*EXERCISE AIM*. Only lines holding the string "Дата" are wanted; copy each one from the material.

◇ ◇ ◇ ◇

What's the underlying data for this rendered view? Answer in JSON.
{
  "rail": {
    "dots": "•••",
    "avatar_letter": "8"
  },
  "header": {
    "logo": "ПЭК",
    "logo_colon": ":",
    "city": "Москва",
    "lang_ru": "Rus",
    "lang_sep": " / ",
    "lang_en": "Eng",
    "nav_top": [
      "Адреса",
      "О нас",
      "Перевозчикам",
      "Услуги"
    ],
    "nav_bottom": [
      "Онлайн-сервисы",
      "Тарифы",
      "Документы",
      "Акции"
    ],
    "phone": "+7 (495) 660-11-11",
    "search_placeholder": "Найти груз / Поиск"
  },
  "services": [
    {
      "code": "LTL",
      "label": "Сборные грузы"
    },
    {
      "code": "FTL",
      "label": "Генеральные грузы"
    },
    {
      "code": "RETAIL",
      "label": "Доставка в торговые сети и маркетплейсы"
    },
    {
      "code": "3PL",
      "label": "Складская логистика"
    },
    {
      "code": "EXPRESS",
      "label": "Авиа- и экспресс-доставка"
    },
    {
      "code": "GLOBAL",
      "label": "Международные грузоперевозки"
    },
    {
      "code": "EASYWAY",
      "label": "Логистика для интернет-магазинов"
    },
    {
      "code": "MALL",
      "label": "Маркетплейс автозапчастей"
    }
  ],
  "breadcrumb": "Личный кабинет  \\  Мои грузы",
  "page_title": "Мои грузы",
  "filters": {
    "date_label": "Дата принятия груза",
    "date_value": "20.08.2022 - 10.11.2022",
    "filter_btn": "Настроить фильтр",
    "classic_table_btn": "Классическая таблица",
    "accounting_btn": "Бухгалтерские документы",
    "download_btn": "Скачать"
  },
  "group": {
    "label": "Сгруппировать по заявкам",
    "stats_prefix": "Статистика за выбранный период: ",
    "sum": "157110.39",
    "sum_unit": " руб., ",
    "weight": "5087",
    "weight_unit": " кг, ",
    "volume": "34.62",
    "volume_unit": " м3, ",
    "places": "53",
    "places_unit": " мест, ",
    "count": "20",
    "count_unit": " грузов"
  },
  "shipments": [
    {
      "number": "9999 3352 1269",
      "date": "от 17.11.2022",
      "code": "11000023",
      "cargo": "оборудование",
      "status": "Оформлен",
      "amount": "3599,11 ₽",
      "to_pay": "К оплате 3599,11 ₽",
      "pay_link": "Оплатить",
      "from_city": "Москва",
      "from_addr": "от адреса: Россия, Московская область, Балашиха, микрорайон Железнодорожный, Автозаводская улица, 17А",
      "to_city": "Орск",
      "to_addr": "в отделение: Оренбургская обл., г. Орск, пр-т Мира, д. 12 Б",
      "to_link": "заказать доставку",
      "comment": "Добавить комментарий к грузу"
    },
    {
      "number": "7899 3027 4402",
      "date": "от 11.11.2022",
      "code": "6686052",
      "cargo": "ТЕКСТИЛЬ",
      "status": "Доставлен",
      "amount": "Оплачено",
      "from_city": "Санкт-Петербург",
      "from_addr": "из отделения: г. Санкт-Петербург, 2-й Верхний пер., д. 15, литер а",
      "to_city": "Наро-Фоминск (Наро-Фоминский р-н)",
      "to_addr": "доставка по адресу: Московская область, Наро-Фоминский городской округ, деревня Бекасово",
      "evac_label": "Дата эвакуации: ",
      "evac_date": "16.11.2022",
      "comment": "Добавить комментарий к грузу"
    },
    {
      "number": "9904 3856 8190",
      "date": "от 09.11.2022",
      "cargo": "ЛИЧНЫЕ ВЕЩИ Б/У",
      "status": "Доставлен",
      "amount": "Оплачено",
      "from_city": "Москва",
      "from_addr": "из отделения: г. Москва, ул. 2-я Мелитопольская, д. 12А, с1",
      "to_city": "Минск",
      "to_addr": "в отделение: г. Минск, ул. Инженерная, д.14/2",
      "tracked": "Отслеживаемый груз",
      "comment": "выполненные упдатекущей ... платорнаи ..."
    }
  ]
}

◇ ◇ ◇ ◇

*WRITTEN RESPONSE*.
    "date_label": "Дата принятия груза",
      "evac_label": "Дата эвакуации: ",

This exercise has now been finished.